→ **Data for this exercise**
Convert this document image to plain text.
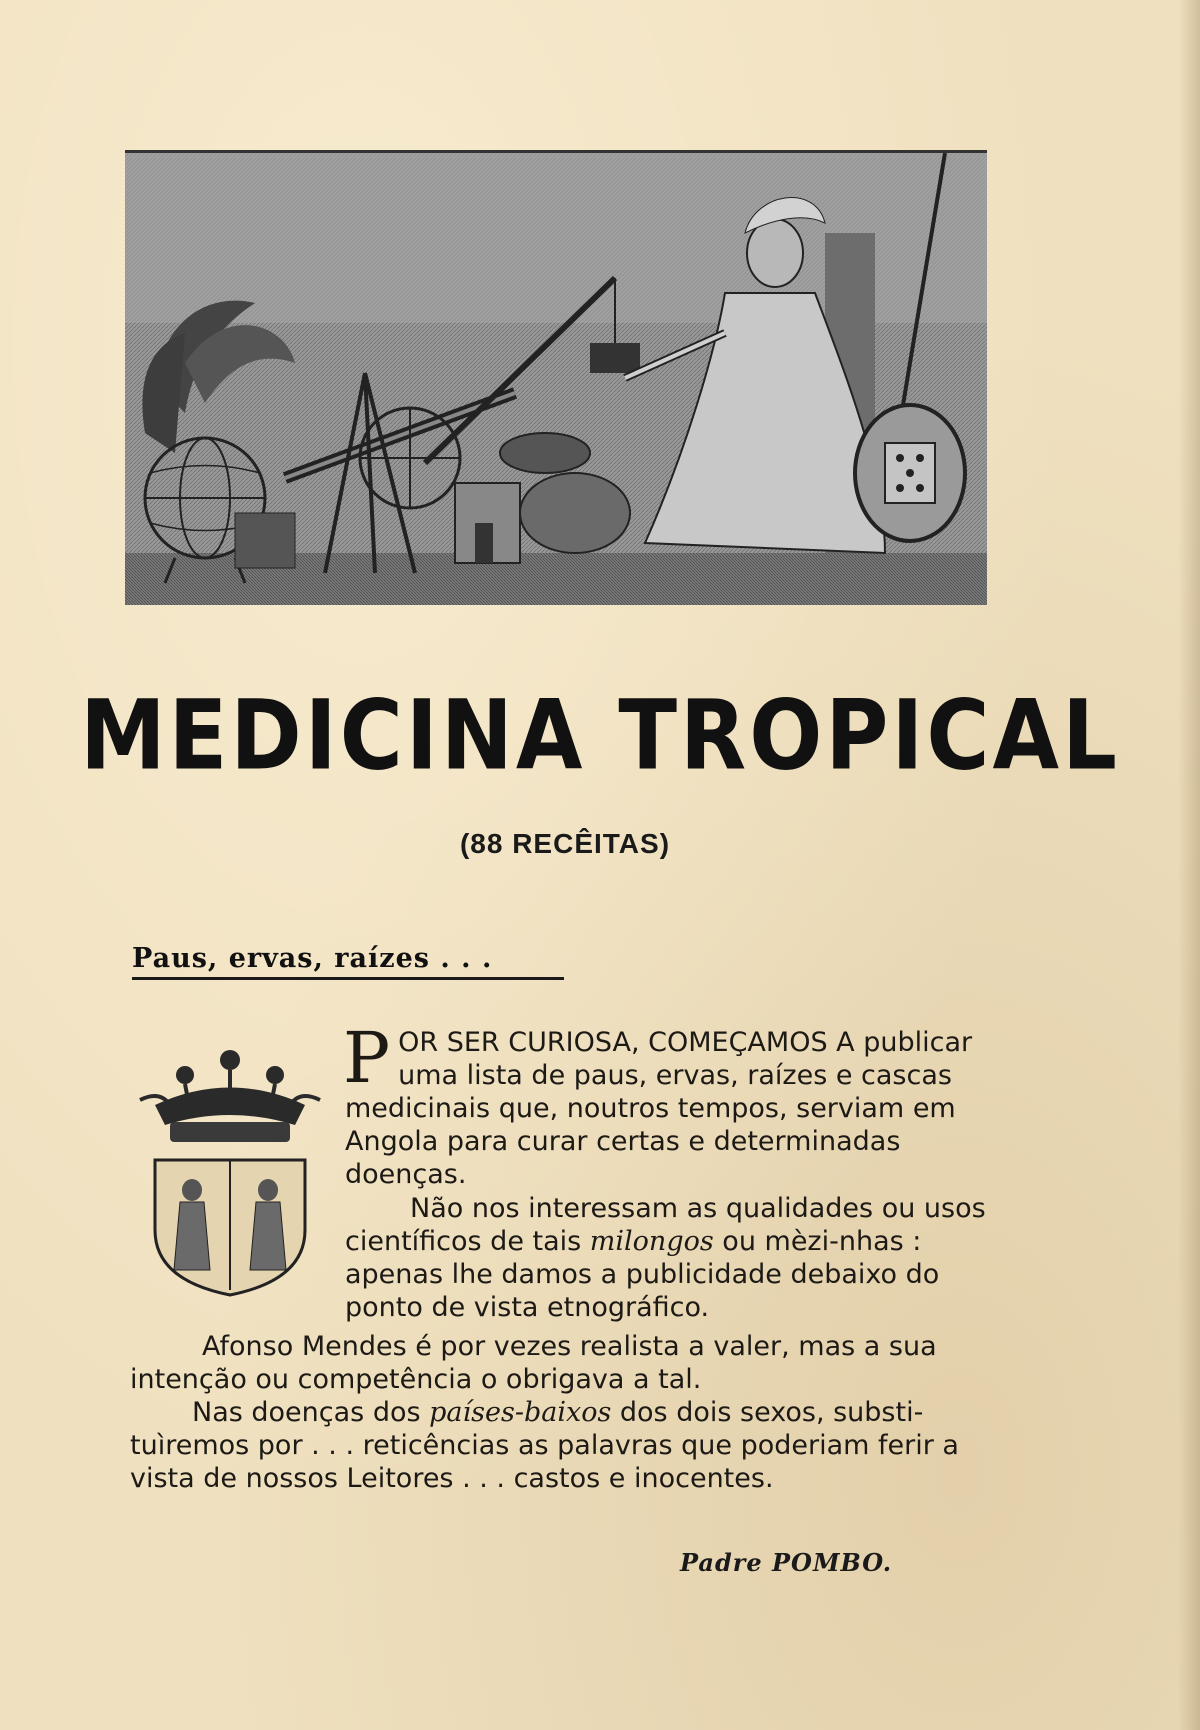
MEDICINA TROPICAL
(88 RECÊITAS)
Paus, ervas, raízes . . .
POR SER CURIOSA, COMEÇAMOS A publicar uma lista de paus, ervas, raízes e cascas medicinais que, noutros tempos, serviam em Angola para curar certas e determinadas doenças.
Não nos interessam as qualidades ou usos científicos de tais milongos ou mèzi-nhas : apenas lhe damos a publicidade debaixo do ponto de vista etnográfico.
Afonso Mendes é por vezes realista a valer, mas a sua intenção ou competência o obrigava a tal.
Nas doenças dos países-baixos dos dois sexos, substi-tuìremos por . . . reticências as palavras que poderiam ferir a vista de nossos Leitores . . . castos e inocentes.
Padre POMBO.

...

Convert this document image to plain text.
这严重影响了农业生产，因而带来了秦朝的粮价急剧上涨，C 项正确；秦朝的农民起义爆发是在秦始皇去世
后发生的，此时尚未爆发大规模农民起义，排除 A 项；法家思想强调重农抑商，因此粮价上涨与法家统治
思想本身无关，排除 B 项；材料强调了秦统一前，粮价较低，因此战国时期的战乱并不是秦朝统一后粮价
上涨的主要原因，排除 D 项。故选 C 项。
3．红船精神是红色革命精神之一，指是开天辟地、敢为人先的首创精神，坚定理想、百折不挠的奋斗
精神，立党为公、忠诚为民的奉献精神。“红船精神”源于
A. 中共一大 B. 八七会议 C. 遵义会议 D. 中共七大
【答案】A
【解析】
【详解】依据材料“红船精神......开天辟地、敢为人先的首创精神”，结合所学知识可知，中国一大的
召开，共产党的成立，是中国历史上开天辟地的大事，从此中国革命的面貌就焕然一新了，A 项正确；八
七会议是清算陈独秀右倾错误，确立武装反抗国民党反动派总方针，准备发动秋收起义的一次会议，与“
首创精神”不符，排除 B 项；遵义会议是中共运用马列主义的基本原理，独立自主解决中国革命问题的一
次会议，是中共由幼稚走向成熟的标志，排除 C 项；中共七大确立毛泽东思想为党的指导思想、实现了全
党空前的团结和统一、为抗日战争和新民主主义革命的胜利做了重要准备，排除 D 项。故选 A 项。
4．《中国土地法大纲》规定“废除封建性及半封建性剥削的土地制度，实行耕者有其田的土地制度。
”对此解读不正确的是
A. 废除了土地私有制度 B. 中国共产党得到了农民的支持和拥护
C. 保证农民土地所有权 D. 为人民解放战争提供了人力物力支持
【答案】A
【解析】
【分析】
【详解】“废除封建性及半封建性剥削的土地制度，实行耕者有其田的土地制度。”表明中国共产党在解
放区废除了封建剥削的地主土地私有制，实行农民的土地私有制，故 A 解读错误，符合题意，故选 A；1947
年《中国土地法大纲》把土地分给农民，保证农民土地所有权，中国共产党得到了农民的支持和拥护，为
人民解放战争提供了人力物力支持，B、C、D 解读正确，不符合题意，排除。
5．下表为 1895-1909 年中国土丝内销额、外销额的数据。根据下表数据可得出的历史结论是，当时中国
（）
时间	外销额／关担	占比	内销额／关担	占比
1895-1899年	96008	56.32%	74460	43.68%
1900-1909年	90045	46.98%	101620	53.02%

→ **What is required**
Find each line holding the word "ervas" and copy it.

→ **Reply**
Paus, ervas, raízes . . .
POR SER CURIOSA, COMEÇAMOS A publicar uma lista de paus, ervas, raízes e cascas medicinais que, noutros tempos, serviam em Angola para curar certas e determinadas doenças.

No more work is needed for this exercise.